### What you should do
Lines containing the string "Reset" are to be counted. Write only how many there are.

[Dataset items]
☆ ☆ ☆ ☆
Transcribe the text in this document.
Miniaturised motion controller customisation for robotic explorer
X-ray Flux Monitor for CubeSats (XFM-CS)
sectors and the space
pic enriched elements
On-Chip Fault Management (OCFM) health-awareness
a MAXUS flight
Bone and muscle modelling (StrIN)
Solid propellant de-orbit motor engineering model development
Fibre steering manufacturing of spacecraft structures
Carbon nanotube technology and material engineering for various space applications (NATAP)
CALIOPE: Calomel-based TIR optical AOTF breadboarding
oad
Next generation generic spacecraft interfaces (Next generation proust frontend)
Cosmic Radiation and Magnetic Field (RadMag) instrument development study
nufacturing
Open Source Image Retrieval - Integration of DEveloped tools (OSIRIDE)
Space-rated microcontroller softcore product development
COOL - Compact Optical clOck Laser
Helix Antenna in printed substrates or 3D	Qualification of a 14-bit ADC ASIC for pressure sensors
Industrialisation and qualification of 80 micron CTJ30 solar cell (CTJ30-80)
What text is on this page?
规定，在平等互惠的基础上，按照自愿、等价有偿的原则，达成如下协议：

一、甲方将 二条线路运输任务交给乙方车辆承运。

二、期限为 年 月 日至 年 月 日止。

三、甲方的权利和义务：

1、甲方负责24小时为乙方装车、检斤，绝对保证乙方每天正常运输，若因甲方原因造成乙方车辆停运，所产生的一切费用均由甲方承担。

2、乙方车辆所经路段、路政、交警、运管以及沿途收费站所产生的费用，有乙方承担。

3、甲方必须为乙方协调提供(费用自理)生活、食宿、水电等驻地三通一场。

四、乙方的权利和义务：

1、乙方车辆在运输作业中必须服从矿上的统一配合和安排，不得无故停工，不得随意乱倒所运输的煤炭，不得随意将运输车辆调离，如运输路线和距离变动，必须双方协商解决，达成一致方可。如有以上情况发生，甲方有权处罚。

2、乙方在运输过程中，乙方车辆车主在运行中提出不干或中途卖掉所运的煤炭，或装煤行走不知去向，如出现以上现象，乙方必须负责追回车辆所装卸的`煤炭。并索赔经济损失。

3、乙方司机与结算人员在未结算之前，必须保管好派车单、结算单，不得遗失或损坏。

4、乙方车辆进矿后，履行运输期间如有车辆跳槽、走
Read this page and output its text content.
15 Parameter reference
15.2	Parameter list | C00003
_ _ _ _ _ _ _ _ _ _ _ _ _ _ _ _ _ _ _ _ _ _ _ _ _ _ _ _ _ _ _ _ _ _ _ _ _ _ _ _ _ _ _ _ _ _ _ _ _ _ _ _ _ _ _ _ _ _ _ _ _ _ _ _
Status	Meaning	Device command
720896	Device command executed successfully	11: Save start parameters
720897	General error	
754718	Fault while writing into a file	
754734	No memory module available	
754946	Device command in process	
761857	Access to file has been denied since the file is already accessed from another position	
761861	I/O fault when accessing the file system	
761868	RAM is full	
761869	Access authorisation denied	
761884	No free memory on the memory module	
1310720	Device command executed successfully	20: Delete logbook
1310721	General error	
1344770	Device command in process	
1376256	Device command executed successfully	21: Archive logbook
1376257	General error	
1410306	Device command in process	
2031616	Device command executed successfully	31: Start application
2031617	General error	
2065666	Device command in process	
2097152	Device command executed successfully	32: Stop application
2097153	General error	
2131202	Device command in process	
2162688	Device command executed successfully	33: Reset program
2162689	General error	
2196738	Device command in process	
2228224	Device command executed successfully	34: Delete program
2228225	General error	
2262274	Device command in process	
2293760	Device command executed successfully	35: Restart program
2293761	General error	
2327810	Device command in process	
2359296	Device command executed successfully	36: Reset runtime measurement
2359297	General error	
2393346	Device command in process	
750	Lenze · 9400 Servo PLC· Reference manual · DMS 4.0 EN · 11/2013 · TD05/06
☆ ☆ ☆ ☆
### Finished answer
2